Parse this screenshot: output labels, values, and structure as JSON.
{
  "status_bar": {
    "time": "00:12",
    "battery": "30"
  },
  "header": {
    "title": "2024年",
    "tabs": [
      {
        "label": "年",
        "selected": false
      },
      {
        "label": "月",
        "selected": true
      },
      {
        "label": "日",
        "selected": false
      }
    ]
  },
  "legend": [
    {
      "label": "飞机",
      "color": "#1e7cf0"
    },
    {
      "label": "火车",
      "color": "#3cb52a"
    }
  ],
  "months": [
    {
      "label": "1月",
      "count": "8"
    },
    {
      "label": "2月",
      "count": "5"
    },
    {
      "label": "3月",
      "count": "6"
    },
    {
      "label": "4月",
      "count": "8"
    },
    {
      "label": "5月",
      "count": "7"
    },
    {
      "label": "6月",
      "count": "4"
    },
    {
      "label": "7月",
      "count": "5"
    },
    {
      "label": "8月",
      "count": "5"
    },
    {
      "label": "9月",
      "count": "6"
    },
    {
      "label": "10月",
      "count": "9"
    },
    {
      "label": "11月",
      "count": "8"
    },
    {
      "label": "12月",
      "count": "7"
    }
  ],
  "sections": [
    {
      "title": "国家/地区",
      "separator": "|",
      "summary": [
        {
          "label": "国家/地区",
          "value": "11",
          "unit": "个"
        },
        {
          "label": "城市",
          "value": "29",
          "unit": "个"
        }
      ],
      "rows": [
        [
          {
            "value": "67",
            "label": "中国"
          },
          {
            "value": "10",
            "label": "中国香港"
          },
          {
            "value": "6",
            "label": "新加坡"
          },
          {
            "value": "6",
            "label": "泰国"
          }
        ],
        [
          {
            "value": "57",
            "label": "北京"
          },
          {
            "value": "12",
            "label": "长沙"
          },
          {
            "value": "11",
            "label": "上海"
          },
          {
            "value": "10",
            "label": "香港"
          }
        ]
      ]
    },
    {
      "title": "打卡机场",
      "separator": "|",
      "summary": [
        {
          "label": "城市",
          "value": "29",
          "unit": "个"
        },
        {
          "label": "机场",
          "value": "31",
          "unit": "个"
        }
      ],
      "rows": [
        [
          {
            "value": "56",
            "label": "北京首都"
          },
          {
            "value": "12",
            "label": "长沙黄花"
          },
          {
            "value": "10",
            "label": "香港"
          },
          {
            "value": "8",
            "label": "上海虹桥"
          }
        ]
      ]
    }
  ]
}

▶ _Instruction_
Every entry should be printed again exactly as it stands.

▶ _Task answer_
Parse this screenshot: output labels, values, and structure as JSON.
{
  "status_bar": {
    "time": "00:12",
    "battery": "30"
  },
  "header": {
    "title": "2024年",
    "tabs": [
      {
        "label": "年",
        "selected": false
      },
      {
        "label": "月",
        "selected": true
      },
      {
        "label": "日",
        "selected": false
      }
    ]
  },
  "legend": [
    {
      "label": "飞机",
      "color": "#1e7cf0"
    },
    {
      "label": "火车",
      "color": "#3cb52a"
    }
  ],
  "months": [
    {
      "label": "1月",
      "count": "8"
    },
    {
      "label": "2月",
      "count": "5"
    },
    {
      "label": "3月",
      "count": "6"
    },
    {
      "label": "4月",
      "count": "8"
    },
    {
      "label": "5月",
      "count": "7"
    },
    {
      "label": "6月",
      "count": "4"
    },
    {
      "label": "7月",
      "count": "5"
    },
    {
      "label": "8月",
      "count": "5"
    },
    {
      "label": "9月",
      "count": "6"
    },
    {
      "label": "10月",
      "count": "9"
    },
    {
      "label": "11月",
      "count": "8"
    },
    {
      "label": "12月",
      "count": "7"
    }
  ],
  "sections": [
    {
      "title": "国家/地区",
      "separator": "|",
      "summary": [
        {
          "label": "国家/地区",
          "value": "11",
          "unit": "个"
        },
        {
          "label": "城市",
          "value": "29",
          "unit": "个"
        }
      ],
      "rows": [
        [
          {
            "value": "67",
            "label": "中国"
          },
          {
            "value": "10",
            "label": "中国香港"
          },
          {
            "value": "6",
            "label": "新加坡"
          },
          {
            "value": "6",
            "label": "泰国"
          }
        ],
        [
          {
            "value": "57",
            "label": "北京"
          },
          {
            "value": "12",
            "label": "长沙"
          },
          {
            "value": "11",
            "label": "上海"
          },
          {
            "value": "10",
            "label": "香港"
          }
        ]
      ]
    },
    {
      "title": "打卡机场",
      "separator": "|",
      "summary": [
        {
          "label": "城市",
          "value": "29",
          "unit": "个"
        },
        {
          "label": "机场",
          "value": "31",
          "unit": "个"
        }
      ],
      "rows": [
        [
          {
            "value": "56",
            "label": "北京首都"
          },
          {
            "value": "12",
            "label": "长沙黄花"
          },
          {
            "value": "10",
            "label": "香港"
          },
          {
            "value": "8",
            "label": "上海虹桥"
          }
        ]
      ]
    }
  ]
}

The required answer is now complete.